THE TASK >> Copy each line of the records that contains the word "JSON".
** START RECORDS **
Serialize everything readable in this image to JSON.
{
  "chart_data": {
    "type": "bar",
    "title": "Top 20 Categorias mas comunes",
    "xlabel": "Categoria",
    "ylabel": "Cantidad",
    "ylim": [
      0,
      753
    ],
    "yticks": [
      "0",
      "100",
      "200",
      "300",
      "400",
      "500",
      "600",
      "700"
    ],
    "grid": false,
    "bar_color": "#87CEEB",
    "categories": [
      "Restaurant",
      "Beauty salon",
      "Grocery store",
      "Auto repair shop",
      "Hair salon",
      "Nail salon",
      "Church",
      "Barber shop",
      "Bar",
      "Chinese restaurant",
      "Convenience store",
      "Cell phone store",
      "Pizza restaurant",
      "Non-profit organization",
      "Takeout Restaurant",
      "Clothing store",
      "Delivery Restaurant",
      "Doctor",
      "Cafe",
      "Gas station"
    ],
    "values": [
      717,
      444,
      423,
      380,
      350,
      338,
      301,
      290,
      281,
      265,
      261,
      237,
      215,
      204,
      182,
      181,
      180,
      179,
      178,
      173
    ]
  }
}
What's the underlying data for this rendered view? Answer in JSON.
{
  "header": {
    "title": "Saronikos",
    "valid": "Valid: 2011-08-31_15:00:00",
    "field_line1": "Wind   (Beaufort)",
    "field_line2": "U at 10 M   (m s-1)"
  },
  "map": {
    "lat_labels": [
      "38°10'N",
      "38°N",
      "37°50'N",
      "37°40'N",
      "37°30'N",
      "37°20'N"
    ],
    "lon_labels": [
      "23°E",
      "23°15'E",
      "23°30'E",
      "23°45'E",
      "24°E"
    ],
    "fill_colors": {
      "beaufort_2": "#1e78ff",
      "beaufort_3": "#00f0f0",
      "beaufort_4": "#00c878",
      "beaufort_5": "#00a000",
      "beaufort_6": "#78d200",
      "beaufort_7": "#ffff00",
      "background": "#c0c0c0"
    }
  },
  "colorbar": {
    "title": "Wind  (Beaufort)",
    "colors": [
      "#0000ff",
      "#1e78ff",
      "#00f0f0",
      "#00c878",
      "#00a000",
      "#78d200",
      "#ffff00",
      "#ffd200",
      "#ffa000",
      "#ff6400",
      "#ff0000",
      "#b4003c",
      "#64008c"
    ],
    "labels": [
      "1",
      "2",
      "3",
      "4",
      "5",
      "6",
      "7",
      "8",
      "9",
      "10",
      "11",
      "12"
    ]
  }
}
** END RECORDS **
ANSWER BELOW >>
Serialize everything readable in this image to JSON.
What's the underlying data for this rendered view? Answer in JSON.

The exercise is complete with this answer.